- [GIVEN REQUEST]: Restate each entry word for word, leaving nothing out.
----- RECORD EXTRACTS
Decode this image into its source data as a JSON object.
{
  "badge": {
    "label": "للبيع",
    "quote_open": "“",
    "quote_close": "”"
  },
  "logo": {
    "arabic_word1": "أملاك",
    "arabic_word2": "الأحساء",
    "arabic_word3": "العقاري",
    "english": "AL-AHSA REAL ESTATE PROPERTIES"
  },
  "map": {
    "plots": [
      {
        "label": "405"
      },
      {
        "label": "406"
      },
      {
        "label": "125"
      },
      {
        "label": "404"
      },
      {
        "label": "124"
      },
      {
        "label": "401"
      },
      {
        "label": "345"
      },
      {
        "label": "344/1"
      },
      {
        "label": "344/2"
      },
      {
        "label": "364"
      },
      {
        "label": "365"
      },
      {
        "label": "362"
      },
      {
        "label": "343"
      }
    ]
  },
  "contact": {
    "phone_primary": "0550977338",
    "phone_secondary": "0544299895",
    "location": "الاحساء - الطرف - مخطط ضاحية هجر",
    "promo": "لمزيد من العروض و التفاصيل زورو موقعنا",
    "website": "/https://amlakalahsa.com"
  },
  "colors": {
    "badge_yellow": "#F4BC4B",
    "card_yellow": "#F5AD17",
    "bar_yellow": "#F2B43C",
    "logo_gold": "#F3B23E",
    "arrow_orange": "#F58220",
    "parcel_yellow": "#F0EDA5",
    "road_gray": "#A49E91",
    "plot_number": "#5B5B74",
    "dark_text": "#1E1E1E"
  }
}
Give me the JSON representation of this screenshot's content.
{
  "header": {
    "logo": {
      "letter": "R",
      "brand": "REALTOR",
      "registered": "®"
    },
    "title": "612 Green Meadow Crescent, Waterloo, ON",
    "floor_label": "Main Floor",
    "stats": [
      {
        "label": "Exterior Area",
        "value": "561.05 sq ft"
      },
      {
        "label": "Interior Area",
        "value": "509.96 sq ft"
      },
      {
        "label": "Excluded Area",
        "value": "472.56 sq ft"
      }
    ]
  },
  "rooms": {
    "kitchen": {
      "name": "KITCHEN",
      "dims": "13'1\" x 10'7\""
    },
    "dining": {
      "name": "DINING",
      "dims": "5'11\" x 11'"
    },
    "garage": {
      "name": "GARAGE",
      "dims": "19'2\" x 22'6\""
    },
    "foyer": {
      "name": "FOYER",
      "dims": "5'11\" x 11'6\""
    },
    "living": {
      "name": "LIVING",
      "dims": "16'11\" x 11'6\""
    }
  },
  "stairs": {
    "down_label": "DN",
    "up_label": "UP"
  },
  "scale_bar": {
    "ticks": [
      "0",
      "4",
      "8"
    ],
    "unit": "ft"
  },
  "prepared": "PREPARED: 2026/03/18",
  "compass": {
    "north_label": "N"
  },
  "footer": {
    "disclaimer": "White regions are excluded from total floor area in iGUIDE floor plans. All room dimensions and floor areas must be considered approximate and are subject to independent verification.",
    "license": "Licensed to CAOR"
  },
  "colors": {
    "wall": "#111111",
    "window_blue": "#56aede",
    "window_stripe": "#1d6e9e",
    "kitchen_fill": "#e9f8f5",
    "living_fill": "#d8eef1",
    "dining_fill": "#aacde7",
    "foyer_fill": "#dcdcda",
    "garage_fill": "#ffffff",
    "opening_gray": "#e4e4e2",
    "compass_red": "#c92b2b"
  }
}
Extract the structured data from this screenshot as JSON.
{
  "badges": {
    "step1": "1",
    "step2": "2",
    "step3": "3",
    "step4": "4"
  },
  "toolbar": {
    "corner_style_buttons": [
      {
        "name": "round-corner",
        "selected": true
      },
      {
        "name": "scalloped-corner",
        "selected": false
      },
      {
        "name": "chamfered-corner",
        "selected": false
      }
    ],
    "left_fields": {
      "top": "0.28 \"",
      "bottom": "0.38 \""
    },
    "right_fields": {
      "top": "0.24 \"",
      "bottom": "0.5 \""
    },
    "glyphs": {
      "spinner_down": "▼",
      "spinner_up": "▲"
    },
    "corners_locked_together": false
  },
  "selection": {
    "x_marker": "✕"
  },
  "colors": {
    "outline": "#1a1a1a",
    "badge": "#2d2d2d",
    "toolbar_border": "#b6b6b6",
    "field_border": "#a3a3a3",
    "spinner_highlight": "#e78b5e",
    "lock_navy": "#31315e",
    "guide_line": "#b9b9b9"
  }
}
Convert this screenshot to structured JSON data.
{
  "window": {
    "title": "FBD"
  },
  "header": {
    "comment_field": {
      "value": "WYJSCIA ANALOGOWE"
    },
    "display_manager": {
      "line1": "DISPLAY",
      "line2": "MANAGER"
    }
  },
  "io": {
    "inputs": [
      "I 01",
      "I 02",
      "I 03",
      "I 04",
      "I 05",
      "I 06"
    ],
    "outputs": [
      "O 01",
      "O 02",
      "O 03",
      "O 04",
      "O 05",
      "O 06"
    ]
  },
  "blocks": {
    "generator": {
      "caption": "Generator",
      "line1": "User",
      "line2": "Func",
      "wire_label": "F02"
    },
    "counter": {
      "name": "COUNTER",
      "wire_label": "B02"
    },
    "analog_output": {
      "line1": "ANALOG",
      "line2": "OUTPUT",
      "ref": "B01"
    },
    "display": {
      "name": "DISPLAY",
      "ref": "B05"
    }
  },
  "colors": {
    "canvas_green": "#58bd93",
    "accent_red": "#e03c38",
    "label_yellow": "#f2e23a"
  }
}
----------
- [THE SOLUTION]:
Decode this image into its source data as a JSON object.
{
  "badge": {
    "label": "للبيع",
    "quote_open": "“",
    "quote_close": "”"
  },
  "logo": {
    "arabic_word1": "أملاك",
    "arabic_word2": "الأحساء",
    "arabic_word3": "العقاري",
    "english": "AL-AHSA REAL ESTATE PROPERTIES"
  },
  "map": {
    "plots": [
      {
        "label": "405"
      },
      {
        "label": "406"
      },
      {
        "label": "125"
      },
      {
        "label": "404"
      },
      {
        "label": "124"
      },
      {
        "label": "401"
      },
      {
        "label": "345"
      },
      {
        "label": "344/1"
      },
      {
        "label": "344/2"
      },
      {
        "label": "364"
      },
      {
        "label": "365"
      },
      {
        "label": "362"
      },
      {
        "label": "343"
      }
    ]
  },
  "contact": {
    "phone_primary": "0550977338",
    "phone_secondary": "0544299895",
    "location": "الاحساء - الطرف - مخطط ضاحية هجر",
    "promo": "لمزيد من العروض و التفاصيل زورو موقعنا",
    "website": "/https://amlakalahsa.com"
  },
  "colors": {
    "badge_yellow": "#F4BC4B",
    "card_yellow": "#F5AD17",
    "bar_yellow": "#F2B43C",
    "logo_gold": "#F3B23E",
    "arrow_orange": "#F58220",
    "parcel_yellow": "#F0EDA5",
    "road_gray": "#A49E91",
    "plot_number": "#5B5B74",
    "dark_text": "#1E1E1E"
  }
}
Give me the JSON representation of this screenshot's content.
{
  "header": {
    "logo": {
      "letter": "R",
      "brand": "REALTOR",
      "registered": "®"
    },
    "title": "612 Green Meadow Crescent, Waterloo, ON",
    "floor_label": "Main Floor",
    "stats": [
      {
        "label": "Exterior Area",
        "value": "561.05 sq ft"
      },
      {
        "label": "Interior Area",
        "value": "509.96 sq ft"
      },
      {
        "label": "Excluded Area",
        "value": "472.56 sq ft"
      }
    ]
  },
  "rooms": {
    "kitchen": {
      "name": "KITCHEN",
      "dims": "13'1\" x 10'7\""
    },
    "dining": {
      "name": "DINING",
      "dims": "5'11\" x 11'"
    },
    "garage": {
      "name": "GARAGE",
      "dims": "19'2\" x 22'6\""
    },
    "foyer": {
      "name": "FOYER",
      "dims": "5'11\" x 11'6\""
    },
    "living": {
      "name": "LIVING",
      "dims": "16'11\" x 11'6\""
    }
  },
  "stairs": {
    "down_label": "DN",
    "up_label": "UP"
  },
  "scale_bar": {
    "ticks": [
      "0",
      "4",
      "8"
    ],
    "unit": "ft"
  },
  "prepared": "PREPARED: 2026/03/18",
  "compass": {
    "north_label": "N"
  },
  "footer": {
    "disclaimer": "White regions are excluded from total floor area in iGUIDE floor plans. All room dimensions and floor areas must be considered approximate and are subject to independent verification.",
    "license": "Licensed to CAOR"
  },
  "colors": {
    "wall": "#111111",
    "window_blue": "#56aede",
    "window_stripe": "#1d6e9e",
    "kitchen_fill": "#e9f8f5",
    "living_fill": "#d8eef1",
    "dining_fill": "#aacde7",
    "foyer_fill": "#dcdcda",
    "garage_fill": "#ffffff",
    "opening_gray": "#e4e4e2",
    "compass_red": "#c92b2b"
  }
}
Extract the structured data from this screenshot as JSON.
{
  "badges": {
    "step1": "1",
    "step2": "2",
    "step3": "3",
    "step4": "4"
  },
  "toolbar": {
    "corner_style_buttons": [
      {
        "name": "round-corner",
        "selected": true
      },
      {
        "name": "scalloped-corner",
        "selected": false
      },
      {
        "name": "chamfered-corner",
        "selected": false
      }
    ],
    "left_fields": {
      "top": "0.28 \"",
      "bottom": "0.38 \""
    },
    "right_fields": {
      "top": "0.24 \"",
      "bottom": "0.5 \""
    },
    "glyphs": {
      "spinner_down": "▼",
      "spinner_up": "▲"
    },
    "corners_locked_together": false
  },
  "selection": {
    "x_marker": "✕"
  },
  "colors": {
    "outline": "#1a1a1a",
    "badge": "#2d2d2d",
    "toolbar_border": "#b6b6b6",
    "field_border": "#a3a3a3",
    "spinner_highlight": "#e78b5e",
    "lock_navy": "#31315e",
    "guide_line": "#b9b9b9"
  }
}
Convert this screenshot to structured JSON data.
{
  "window": {
    "title": "FBD"
  },
  "header": {
    "comment_field": {
      "value": "WYJSCIA ANALOGOWE"
    },
    "display_manager": {
      "line1": "DISPLAY",
      "line2": "MANAGER"
    }
  },
  "io": {
    "inputs": [
      "I 01",
      "I 02",
      "I 03",
      "I 04",
      "I 05",
      "I 06"
    ],
    "outputs": [
      "O 01",
      "O 02",
      "O 03",
      "O 04",
      "O 05",
      "O 06"
    ]
  },
  "blocks": {
    "generator": {
      "caption": "Generator",
      "line1": "User",
      "line2": "Func",
      "wire_label": "F02"
    },
    "counter": {
      "name": "COUNTER",
      "wire_label": "B02"
    },
    "analog_output": {
      "line1": "ANALOG",
      "line2": "OUTPUT",
      "ref": "B01"
    },
    "display": {
      "name": "DISPLAY",
      "ref": "B05"
    }
  },
  "colors": {
    "canvas_green": "#58bd93",
    "accent_red": "#e03c38",
    "label_yellow": "#f2e23a"
  }
}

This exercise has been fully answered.